Stated problem: Go through the records and give each one again exactly.

The records:
====================

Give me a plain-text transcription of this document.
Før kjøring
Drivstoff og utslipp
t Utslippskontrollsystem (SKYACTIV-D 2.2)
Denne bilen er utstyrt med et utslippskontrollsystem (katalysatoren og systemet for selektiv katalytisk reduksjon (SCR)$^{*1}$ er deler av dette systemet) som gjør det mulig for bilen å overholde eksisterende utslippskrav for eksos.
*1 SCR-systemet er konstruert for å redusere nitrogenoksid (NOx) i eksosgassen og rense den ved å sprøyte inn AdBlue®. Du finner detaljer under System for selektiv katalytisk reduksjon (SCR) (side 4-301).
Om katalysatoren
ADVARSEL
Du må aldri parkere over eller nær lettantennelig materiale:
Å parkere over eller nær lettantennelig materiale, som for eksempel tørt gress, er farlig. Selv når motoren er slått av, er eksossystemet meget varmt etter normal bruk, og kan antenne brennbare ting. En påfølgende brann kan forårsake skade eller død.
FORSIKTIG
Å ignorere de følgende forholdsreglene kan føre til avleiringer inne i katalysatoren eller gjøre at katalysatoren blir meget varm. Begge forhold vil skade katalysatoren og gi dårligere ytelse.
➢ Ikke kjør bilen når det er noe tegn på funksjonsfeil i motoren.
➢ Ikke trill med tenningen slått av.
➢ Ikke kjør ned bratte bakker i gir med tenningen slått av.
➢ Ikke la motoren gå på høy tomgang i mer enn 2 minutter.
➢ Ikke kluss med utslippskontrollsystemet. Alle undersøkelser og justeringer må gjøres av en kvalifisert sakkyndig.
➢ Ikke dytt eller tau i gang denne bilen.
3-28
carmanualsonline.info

====================

Full response:
Give me a plain-text transcription of this document.
Før kjøring
Drivstoff og utslipp
t Utslippskontrollsystem (SKYACTIV-D 2.2)
Denne bilen er utstyrt med et utslippskontrollsystem (katalysatoren og systemet for selektiv katalytisk reduksjon (SCR)$^{*1}$ er deler av dette systemet) som gjør det mulig for bilen å overholde eksisterende utslippskrav for eksos.
*1 SCR-systemet er konstruert for å redusere nitrogenoksid (NOx) i eksosgassen og rense den ved å sprøyte inn AdBlue®. Du finner detaljer under System for selektiv katalytisk reduksjon (SCR) (side 4-301).
Om katalysatoren
ADVARSEL
Du må aldri parkere over eller nær lettantennelig materiale:
Å parkere over eller nær lettantennelig materiale, som for eksempel tørt gress, er farlig. Selv når motoren er slått av, er eksossystemet meget varmt etter normal bruk, og kan antenne brennbare ting. En påfølgende brann kan forårsake skade eller død.
FORSIKTIG
Å ignorere de følgende forholdsreglene kan føre til avleiringer inne i katalysatoren eller gjøre at katalysatoren blir meget varm. Begge forhold vil skade katalysatoren og gi dårligere ytelse.
➢ Ikke kjør bilen når det er noe tegn på funksjonsfeil i motoren.
➢ Ikke trill med tenningen slått av.
➢ Ikke kjør ned bratte bakker i gir med tenningen slått av.
➢ Ikke la motoren gå på høy tomgang i mer enn 2 minutter.
➢ Ikke kluss med utslippskontrollsystemet. Alle undersøkelser og justeringer må gjøres av en kvalifisert sakkyndig.
➢ Ikke dytt eller tau i gang denne bilen.
3-28
carmanualsonline.info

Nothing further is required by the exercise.